**EXCERPT TO READ:**
--- Start ---
# What size of engines do drive-away awnings have?



## kc10 (Jan 28, 2010)




----------



## Melly (Jul 5, 2007)

The green ones have a 50cc engine and the yellow ones I think only come with pedals. :lol:


----------



## kc10 (Jan 28, 2010)

:lol: 

Bit concerned about the handling.


----------



## TR5 (Jun 6, 2007)

They're mainly driven by Poles. :lol:


----------



## DTPCHEMICALS (Jul 24, 2006)

They should be seen on every England footballers drive, At least they do have a use.

dave p


----------



## flyingpig (Jan 14, 2009)

Very zippy ones......... :lol: :lol:


----------



## DABurleigh (May 9, 2005)

Their engine is a bit weedy. But get the wind behind it and you won't catch it.


----------



## kc10 (Jan 28, 2010)

Great thread this, a new post every month and yet still no flame?

After Melly's note I was desperately hunting down a 50cc green model in black but without any luck. Then I heard that next months 'Drive away awning monthly' will publish results from EuroNCAP. The crash test results are poor concluding that these things are poTENTial death traps. Occupant safety is particularly poor with crash test dummies being struck by barbecues etc. Pedestrian safety is said to be good though as some are given a seat on landing. In Sweden the DAA has failed the elk test. 

Keith.


----------



## DTPCHEMICALS (Jul 24, 2006)

Wait while 1 April the 98 cc automatic model comes out in various shades of Black

Dave


----------



## nicholsong (May 26, 2009)

Awning thread 'sagging'?


----------



## rosalan (Aug 24, 2009)
--- End ---
**PROBLEMS:**
• a. Which usernames appear in the post headers of the drive-away awning thread? List each one once.
• b. Write what comes next in the drive-away awning thread, starting right after its final line.
The lines that come next are separate material, unrelated to the forum thread.

**DATA SECTION:**
--- Start ---
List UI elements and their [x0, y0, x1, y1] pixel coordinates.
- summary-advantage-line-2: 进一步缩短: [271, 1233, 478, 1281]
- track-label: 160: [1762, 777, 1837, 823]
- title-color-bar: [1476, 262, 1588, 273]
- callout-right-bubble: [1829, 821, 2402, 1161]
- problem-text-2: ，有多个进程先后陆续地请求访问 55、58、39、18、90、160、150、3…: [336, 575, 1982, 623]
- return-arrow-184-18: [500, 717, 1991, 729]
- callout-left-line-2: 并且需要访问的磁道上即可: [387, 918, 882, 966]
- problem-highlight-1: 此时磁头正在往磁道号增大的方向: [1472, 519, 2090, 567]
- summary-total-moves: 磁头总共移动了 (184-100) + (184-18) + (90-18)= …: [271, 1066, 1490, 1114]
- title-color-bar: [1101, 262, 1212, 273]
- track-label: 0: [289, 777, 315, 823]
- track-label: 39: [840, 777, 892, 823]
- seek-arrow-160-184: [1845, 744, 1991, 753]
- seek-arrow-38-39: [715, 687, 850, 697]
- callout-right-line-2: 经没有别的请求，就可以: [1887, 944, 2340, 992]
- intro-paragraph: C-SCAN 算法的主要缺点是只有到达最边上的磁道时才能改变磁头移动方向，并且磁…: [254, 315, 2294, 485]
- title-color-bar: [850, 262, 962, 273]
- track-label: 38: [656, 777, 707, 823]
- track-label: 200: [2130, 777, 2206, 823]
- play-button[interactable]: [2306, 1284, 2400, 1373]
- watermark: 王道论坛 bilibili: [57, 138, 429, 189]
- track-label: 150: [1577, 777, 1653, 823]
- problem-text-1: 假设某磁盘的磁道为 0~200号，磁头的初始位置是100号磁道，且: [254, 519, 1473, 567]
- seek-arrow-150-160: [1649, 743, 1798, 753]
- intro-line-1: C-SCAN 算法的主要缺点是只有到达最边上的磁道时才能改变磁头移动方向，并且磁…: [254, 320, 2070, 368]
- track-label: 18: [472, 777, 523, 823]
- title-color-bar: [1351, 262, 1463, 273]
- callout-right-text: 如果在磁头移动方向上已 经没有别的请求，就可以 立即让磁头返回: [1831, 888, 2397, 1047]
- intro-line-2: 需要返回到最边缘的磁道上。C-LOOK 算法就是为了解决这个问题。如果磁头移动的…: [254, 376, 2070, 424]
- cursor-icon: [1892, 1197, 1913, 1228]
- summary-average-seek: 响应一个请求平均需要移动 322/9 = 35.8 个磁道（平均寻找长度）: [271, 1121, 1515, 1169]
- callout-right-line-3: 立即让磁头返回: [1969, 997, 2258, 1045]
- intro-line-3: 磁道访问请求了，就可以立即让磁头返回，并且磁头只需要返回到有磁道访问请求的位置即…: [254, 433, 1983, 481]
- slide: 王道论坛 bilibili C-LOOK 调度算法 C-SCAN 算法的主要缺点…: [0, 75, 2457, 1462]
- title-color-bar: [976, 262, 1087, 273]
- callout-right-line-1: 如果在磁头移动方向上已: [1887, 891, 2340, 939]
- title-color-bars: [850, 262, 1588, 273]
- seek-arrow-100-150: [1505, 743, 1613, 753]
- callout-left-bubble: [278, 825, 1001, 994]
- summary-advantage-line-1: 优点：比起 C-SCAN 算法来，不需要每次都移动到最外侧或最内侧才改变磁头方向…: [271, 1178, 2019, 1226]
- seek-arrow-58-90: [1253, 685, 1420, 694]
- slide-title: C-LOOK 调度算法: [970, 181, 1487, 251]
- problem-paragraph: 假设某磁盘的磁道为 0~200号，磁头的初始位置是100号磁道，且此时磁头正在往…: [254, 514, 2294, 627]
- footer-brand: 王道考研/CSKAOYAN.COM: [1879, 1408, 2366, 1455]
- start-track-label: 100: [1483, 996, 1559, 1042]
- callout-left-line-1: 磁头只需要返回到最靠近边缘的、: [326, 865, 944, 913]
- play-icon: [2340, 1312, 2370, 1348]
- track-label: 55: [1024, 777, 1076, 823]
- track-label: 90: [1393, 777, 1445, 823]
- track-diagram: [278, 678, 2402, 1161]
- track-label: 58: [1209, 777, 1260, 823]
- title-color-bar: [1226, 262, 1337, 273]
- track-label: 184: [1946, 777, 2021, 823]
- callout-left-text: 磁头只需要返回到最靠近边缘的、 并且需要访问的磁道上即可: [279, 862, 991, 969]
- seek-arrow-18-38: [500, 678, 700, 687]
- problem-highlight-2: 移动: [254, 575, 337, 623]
--- End ---
**ANSWERS TO THE PROBLEMS:**
• a. kc10, Melly, TR5, DTPCHEMICALS, flyingpig, DABurleigh, nicholsong, rosalan

• b.
This thread needs pegging down as performance is limited to ten T. However with a good wind behind it economy can be outstanding.


----------



## TeamRienza (Sep 21, 2010)

nicholsong,

you might think it is sagging, but some of us are on 'tenterhooks' for the next post  


No awning allowed.

Davy


----------



## CPW2007 (Aug 17, 2007)

I never get the chance to find out 'cos they always "drive away" before I get to them   :lol: :lol: 

Regards

Chris


----------



## Pudsey_Bear (Sep 25, 2008)

Woof Woof Woof :lol: :lol: :lol:


----------



## BwB (Dec 5, 2009)

I'm saving up for a Porch 911 Turbo


----------



## DTPCHEMICALS (Jul 24, 2006)

On my way home from having a new tyre fitted on Suzuki this afternoon I was overtaken by one in trafficdoing at least 6mph 
The four occupants, young hoodie wearing yobs were throwing their Mc Donalds wrappers and drinks containers out of the raised side panels.

Dave p


----------



## kc10 (Jan 28, 2010)

6mph - wow. Must have been the 50cc version.


----------



## DTPCHEMICALS (Jul 24, 2006)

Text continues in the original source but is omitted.